BEGIN

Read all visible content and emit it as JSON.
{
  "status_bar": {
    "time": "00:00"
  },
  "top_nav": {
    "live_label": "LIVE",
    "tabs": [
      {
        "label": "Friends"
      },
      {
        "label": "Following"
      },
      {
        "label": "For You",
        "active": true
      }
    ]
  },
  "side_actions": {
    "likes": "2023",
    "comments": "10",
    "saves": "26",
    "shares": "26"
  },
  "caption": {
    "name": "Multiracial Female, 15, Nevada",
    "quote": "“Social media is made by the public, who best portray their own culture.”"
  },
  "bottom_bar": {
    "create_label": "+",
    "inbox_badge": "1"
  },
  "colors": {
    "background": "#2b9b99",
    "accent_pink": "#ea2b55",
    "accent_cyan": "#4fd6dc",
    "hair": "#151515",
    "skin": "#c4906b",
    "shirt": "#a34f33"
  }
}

END

● EXERCISE AIM: Extract all lines as given.

● ANSWER TO THIS TASK:
Read all visible content and emit it as JSON.
{
  "status_bar": {
    "time": "00:00"
  },
  "top_nav": {
    "live_label": "LIVE",
    "tabs": [
      {
        "label": "Friends"
      },
      {
        "label": "Following"
      },
      {
        "label": "For You",
        "active": true
      }
    ]
  },
  "side_actions": {
    "likes": "2023",
    "comments": "10",
    "saves": "26",
    "shares": "26"
  },
  "caption": {
    "name": "Multiracial Female, 15, Nevada",
    "quote": "“Social media is made by the public, who best portray their own culture.”"
  },
  "bottom_bar": {
    "create_label": "+",
    "inbox_badge": "1"
  },
  "colors": {
    "background": "#2b9b99",
    "accent_pink": "#ea2b55",
    "accent_cyan": "#4fd6dc",
    "hair": "#151515",
    "skin": "#c4906b",
    "shirt": "#a34f33"
  }
}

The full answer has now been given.